What is expected
Give back the entire listing verbatim.

## Begin

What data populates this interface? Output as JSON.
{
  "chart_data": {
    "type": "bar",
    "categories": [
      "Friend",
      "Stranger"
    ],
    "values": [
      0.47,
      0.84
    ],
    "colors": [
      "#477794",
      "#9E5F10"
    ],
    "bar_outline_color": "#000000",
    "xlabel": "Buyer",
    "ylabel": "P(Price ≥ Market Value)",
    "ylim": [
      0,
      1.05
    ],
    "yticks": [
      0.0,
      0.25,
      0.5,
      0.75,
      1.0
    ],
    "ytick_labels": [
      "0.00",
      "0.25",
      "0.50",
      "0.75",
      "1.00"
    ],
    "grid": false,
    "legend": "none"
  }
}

## End

Task solution
What data populates this interface? Output as JSON.
{
  "chart_data": {
    "type": "bar",
    "categories": [
      "Friend",
      "Stranger"
    ],
    "values": [
      0.47,
      0.84
    ],
    "colors": [
      "#477794",
      "#9E5F10"
    ],
    "bar_outline_color": "#000000",
    "xlabel": "Buyer",
    "ylabel": "P(Price ≥ Market Value)",
    "ylim": [
      0,
      1.05
    ],
    "yticks": [
      0.0,
      0.25,
      0.5,
      0.75,
      1.0
    ],
    "ytick_labels": [
      "0.00",
      "0.25",
      "0.50",
      "0.75",
      "1.00"
    ],
    "grid": false,
    "legend": "none"
  }
}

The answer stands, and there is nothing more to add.